# Exercise
Each record must be retyped in full. No character may differ.

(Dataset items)
------------------------

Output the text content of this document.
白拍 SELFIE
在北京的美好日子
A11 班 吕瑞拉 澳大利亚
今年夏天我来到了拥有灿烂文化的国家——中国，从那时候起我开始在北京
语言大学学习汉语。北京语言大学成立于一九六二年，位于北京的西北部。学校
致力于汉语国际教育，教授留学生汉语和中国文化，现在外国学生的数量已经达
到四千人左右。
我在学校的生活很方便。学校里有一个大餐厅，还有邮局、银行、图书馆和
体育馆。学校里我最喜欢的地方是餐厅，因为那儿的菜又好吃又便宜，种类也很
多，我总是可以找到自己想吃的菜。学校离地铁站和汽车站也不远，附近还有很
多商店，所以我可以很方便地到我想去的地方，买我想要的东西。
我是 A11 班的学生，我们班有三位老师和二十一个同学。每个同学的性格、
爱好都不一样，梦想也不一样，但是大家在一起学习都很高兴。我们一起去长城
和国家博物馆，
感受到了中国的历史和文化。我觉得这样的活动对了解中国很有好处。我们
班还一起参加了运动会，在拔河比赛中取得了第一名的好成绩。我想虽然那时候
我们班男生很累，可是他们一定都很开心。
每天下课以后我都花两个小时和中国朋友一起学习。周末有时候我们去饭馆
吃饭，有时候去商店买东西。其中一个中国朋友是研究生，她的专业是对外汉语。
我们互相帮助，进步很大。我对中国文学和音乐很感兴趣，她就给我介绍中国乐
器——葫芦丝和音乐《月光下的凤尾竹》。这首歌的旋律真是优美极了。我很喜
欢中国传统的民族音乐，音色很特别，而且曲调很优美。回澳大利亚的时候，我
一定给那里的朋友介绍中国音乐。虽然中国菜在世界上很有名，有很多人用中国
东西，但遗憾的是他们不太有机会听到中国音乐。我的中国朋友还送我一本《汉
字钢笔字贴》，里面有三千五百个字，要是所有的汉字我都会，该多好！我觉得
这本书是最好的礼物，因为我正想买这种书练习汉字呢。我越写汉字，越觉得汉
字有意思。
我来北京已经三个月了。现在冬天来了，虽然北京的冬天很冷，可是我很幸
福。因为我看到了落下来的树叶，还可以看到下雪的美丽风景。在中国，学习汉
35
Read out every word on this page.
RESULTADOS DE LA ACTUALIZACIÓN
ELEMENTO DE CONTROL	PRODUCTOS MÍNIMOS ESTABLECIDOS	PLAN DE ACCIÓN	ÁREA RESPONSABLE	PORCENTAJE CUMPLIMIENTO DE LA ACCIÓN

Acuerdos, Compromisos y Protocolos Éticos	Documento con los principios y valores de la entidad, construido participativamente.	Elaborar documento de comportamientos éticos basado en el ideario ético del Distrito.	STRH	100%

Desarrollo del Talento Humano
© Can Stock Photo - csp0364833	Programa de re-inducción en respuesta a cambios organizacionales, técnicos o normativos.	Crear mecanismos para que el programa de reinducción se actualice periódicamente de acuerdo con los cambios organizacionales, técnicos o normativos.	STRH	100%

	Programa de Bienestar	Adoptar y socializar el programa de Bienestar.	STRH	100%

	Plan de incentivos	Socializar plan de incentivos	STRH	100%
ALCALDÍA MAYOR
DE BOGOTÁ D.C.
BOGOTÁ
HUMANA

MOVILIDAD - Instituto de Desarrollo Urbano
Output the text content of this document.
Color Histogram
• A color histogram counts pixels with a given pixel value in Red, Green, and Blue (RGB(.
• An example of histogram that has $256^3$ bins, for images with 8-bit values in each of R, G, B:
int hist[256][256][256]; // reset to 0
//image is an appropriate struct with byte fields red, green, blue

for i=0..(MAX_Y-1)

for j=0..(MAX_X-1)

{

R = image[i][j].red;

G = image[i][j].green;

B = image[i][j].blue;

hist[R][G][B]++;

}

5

------------------------

# Answer for this exercise
Output the text content of this document.
白拍 SELFIE
在北京的美好日子
A11 班 吕瑞拉 澳大利亚
今年夏天我来到了拥有灿烂文化的国家——中国，从那时候起我开始在北京
语言大学学习汉语。北京语言大学成立于一九六二年，位于北京的西北部。学校
致力于汉语国际教育，教授留学生汉语和中国文化，现在外国学生的数量已经达
到四千人左右。
我在学校的生活很方便。学校里有一个大餐厅，还有邮局、银行、图书馆和
体育馆。学校里我最喜欢的地方是餐厅，因为那儿的菜又好吃又便宜，种类也很
多，我总是可以找到自己想吃的菜。学校离地铁站和汽车站也不远，附近还有很
多商店，所以我可以很方便地到我想去的地方，买我想要的东西。
我是 A11 班的学生，我们班有三位老师和二十一个同学。每个同学的性格、
爱好都不一样，梦想也不一样，但是大家在一起学习都很高兴。我们一起去长城
和国家博物馆，
感受到了中国的历史和文化。我觉得这样的活动对了解中国很有好处。我们
班还一起参加了运动会，在拔河比赛中取得了第一名的好成绩。我想虽然那时候
我们班男生很累，可是他们一定都很开心。
每天下课以后我都花两个小时和中国朋友一起学习。周末有时候我们去饭馆
吃饭，有时候去商店买东西。其中一个中国朋友是研究生，她的专业是对外汉语。
我们互相帮助，进步很大。我对中国文学和音乐很感兴趣，她就给我介绍中国乐
器——葫芦丝和音乐《月光下的凤尾竹》。这首歌的旋律真是优美极了。我很喜
欢中国传统的民族音乐，音色很特别，而且曲调很优美。回澳大利亚的时候，我
一定给那里的朋友介绍中国音乐。虽然中国菜在世界上很有名，有很多人用中国
东西，但遗憾的是他们不太有机会听到中国音乐。我的中国朋友还送我一本《汉
字钢笔字贴》，里面有三千五百个字，要是所有的汉字我都会，该多好！我觉得
这本书是最好的礼物，因为我正想买这种书练习汉字呢。我越写汉字，越觉得汉
字有意思。
我来北京已经三个月了。现在冬天来了，虽然北京的冬天很冷，可是我很幸
福。因为我看到了落下来的树叶，还可以看到下雪的美丽风景。在中国，学习汉
35
Read out every word on this page.
RESULTADOS DE LA ACTUALIZACIÓN
ELEMENTO DE CONTROL	PRODUCTOS MÍNIMOS ESTABLECIDOS	PLAN DE ACCIÓN	ÁREA RESPONSABLE	PORCENTAJE CUMPLIMIENTO DE LA ACCIÓN

Acuerdos, Compromisos y Protocolos Éticos	Documento con los principios y valores de la entidad, construido participativamente.	Elaborar documento de comportamientos éticos basado en el ideario ético del Distrito.	STRH	100%

Desarrollo del Talento Humano
© Can Stock Photo - csp0364833	Programa de re-inducción en respuesta a cambios organizacionales, técnicos o normativos.	Crear mecanismos para que el programa de reinducción se actualice periódicamente de acuerdo con los cambios organizacionales, técnicos o normativos.	STRH	100%

	Programa de Bienestar	Adoptar y socializar el programa de Bienestar.	STRH	100%

	Plan de incentivos	Socializar plan de incentivos	STRH	100%
ALCALDÍA MAYOR
DE BOGOTÁ D.C.
BOGOTÁ
HUMANA

MOVILIDAD - Instituto de Desarrollo Urbano
Output the text content of this document.
Color Histogram
• A color histogram counts pixels with a given pixel value in Red, Green, and Blue (RGB(.
• An example of histogram that has $256^3$ bins, for images with 8-bit values in each of R, G, B:
int hist[256][256][256]; // reset to 0
//image is an appropriate struct with byte fields red, green, blue

for i=0..(MAX_Y-1)

for j=0..(MAX_X-1)

{

R = image[i][j].red;

G = image[i][j].green;

B = image[i][j].blue;

hist[R][G][B]++;

}

5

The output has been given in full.